* BEGIN Provided material *

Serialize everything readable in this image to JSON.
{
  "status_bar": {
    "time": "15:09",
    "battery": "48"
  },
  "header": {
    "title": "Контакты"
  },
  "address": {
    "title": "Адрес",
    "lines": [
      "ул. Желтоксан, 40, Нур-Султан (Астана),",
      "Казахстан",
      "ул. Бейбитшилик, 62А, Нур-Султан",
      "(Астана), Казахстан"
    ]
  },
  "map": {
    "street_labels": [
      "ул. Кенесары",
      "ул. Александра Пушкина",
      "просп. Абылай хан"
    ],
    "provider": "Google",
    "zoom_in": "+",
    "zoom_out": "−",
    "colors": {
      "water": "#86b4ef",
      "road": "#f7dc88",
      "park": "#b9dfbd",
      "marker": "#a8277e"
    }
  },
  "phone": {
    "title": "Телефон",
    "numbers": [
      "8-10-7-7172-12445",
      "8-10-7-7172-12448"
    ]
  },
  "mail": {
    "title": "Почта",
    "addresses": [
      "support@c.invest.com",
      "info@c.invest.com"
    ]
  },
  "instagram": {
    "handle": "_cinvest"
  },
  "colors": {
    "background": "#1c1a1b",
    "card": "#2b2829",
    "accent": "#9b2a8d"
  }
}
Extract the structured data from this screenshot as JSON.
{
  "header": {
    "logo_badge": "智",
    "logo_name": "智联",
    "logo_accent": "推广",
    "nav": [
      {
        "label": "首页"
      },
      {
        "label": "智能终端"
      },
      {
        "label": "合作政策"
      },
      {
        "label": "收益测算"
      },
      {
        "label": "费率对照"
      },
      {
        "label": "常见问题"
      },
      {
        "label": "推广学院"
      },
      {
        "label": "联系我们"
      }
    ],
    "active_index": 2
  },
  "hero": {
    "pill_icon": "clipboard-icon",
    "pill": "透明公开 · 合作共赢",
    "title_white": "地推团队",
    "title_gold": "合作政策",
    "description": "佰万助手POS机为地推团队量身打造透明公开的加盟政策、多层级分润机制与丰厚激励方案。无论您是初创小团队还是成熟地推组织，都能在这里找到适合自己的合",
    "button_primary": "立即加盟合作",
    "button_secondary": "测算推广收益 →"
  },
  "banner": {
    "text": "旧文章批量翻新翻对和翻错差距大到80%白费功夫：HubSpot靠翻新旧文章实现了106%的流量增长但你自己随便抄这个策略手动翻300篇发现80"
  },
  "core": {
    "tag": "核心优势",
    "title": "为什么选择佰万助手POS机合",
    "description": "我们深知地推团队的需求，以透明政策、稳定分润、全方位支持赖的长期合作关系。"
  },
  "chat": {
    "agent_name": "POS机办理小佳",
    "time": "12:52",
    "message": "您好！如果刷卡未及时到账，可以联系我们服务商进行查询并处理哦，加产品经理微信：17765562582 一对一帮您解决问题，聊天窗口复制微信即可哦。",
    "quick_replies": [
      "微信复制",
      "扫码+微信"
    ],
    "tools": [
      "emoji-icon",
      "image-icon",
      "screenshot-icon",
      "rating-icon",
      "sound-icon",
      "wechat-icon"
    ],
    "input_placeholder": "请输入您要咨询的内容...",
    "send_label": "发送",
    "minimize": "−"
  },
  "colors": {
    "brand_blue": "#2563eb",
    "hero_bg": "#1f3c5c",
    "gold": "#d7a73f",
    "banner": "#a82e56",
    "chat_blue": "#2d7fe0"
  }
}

* END Provided material *

▸ To do
Write out every entry above, word for word.

▸ Solution below
Serialize everything readable in this image to JSON.
{
  "status_bar": {
    "time": "15:09",
    "battery": "48"
  },
  "header": {
    "title": "Контакты"
  },
  "address": {
    "title": "Адрес",
    "lines": [
      "ул. Желтоксан, 40, Нур-Султан (Астана),",
      "Казахстан",
      "ул. Бейбитшилик, 62А, Нур-Султан",
      "(Астана), Казахстан"
    ]
  },
  "map": {
    "street_labels": [
      "ул. Кенесары",
      "ул. Александра Пушкина",
      "просп. Абылай хан"
    ],
    "provider": "Google",
    "zoom_in": "+",
    "zoom_out": "−",
    "colors": {
      "water": "#86b4ef",
      "road": "#f7dc88",
      "park": "#b9dfbd",
      "marker": "#a8277e"
    }
  },
  "phone": {
    "title": "Телефон",
    "numbers": [
      "8-10-7-7172-12445",
      "8-10-7-7172-12448"
    ]
  },
  "mail": {
    "title": "Почта",
    "addresses": [
      "support@c.invest.com",
      "info@c.invest.com"
    ]
  },
  "instagram": {
    "handle": "_cinvest"
  },
  "colors": {
    "background": "#1c1a1b",
    "card": "#2b2829",
    "accent": "#9b2a8d"
  }
}
Extract the structured data from this screenshot as JSON.
{
  "header": {
    "logo_badge": "智",
    "logo_name": "智联",
    "logo_accent": "推广",
    "nav": [
      {
        "label": "首页"
      },
      {
        "label": "智能终端"
      },
      {
        "label": "合作政策"
      },
      {
        "label": "收益测算"
      },
      {
        "label": "费率对照"
      },
      {
        "label": "常见问题"
      },
      {
        "label": "推广学院"
      },
      {
        "label": "联系我们"
      }
    ],
    "active_index": 2
  },
  "hero": {
    "pill_icon": "clipboard-icon",
    "pill": "透明公开 · 合作共赢",
    "title_white": "地推团队",
    "title_gold": "合作政策",
    "description": "佰万助手POS机为地推团队量身打造透明公开的加盟政策、多层级分润机制与丰厚激励方案。无论您是初创小团队还是成熟地推组织，都能在这里找到适合自己的合",
    "button_primary": "立即加盟合作",
    "button_secondary": "测算推广收益 →"
  },
  "banner": {
    "text": "旧文章批量翻新翻对和翻错差距大到80%白费功夫：HubSpot靠翻新旧文章实现了106%的流量增长但你自己随便抄这个策略手动翻300篇发现80"
  },
  "core": {
    "tag": "核心优势",
    "title": "为什么选择佰万助手POS机合",
    "description": "我们深知地推团队的需求，以透明政策、稳定分润、全方位支持赖的长期合作关系。"
  },
  "chat": {
    "agent_name": "POS机办理小佳",
    "time": "12:52",
    "message": "您好！如果刷卡未及时到账，可以联系我们服务商进行查询并处理哦，加产品经理微信：17765562582 一对一帮您解决问题，聊天窗口复制微信即可哦。",
    "quick_replies": [
      "微信复制",
      "扫码+微信"
    ],
    "tools": [
      "emoji-icon",
      "image-icon",
      "screenshot-icon",
      "rating-icon",
      "sound-icon",
      "wechat-icon"
    ],
    "input_placeholder": "请输入您要咨询的内容...",
    "send_label": "发送",
    "minimize": "−"
  },
  "colors": {
    "brand_blue": "#2563eb",
    "hero_bg": "#1f3c5c",
    "gold": "#d7a73f",
    "banner": "#a82e56",
    "chat_blue": "#2d7fe0"
  }
}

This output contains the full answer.